God leads us out of exile into fullness of life. God leads us out of hopelessness into joy. Christ our King comes among us as one who serves and calls us to share that servant ministry. Christ, our Good Shepherd, leads us to good pasture, leads us beside still waters, and restores our souls.

We have so much to be thankful for, and that attitude of gratitude is the source of our stewardship. God has given us so much. It’s almost beyond our ability to comprehend.  God loves us unconditionally. Nothing can separate us from that love.  God gives us everything we need. God gives us all the gifts for ministry that we need in order to do the ministry he calls us to do.  God gives us the gifts of faith, hope, and love. Faith that gives us a sense of security in a world that fosters anxiety and fear. Hope that anchors us to a vision of the kingdom, the shalom, of Christ, a kingdom of peace, harmony, justice, and caring. And love, the love of Christ, who gives his life so that we may live in him and extend his love to others.

The power of his life and love is perhaps the greatest gift for which we are so thankful. He has extended that love to us and called us to share that love with others. And because of our Lord and all his gifts to us, we return to God a worthy portion of what God has given to us. In the next couple of weeks we will be making our pledges for 2012. We make these pledges from a deep sense of God’s abundance, which God has given to us.  Please make your pledge prayerfully in response to God’s love and generosity.

════════

Directive 1. Summarize the stewardship message in two sentences.
The records that follow are unrelated to the stewardship message.

════════

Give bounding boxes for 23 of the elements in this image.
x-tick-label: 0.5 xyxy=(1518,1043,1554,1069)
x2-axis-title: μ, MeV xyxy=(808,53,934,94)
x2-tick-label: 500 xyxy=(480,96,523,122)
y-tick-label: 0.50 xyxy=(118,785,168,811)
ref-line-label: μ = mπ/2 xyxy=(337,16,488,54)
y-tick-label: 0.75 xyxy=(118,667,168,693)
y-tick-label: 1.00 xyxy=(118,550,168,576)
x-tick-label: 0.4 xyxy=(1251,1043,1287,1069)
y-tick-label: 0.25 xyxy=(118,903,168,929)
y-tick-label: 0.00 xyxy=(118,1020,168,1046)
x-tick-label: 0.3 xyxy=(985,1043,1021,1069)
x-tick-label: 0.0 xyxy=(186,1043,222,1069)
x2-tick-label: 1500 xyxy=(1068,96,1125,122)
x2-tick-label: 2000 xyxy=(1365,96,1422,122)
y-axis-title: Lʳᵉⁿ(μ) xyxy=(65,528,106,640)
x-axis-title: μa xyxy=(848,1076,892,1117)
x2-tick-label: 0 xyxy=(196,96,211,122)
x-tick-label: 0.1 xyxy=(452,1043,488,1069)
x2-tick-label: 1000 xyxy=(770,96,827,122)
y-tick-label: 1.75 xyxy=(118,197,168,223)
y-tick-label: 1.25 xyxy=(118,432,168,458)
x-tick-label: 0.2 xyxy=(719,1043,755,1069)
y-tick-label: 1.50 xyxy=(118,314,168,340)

════════

Directive 2. Transcribe the records exactly, from the first line of the records through the line containing "y-tick-label: 0.75 xyxy=(118,667,168,693)", with both of those lines included.

Full solution 1. God leads people out of exile and hopelessness, loves them unconditionally, and gives them everything they need, including faith, hope, and love, with the power of Christ's life and love perhaps the greatest gift. Out of gratitude for these gifts, people return to God a worthy portion of what God has given them, and they are asked to make their 2012 pledges prayerfully in response to God's love and generosity.

Full solution 2.
Give bounding boxes for 23 of the elements in this image.
x-tick-label: 0.5 xyxy=(1518,1043,1554,1069)
x2-axis-title: μ, MeV xyxy=(808,53,934,94)
x2-tick-label: 500 xyxy=(480,96,523,122)
y-tick-label: 0.50 xyxy=(118,785,168,811)
ref-line-label: μ = mπ/2 xyxy=(337,16,488,54)
y-tick-label: 0.75 xyxy=(118,667,168,693)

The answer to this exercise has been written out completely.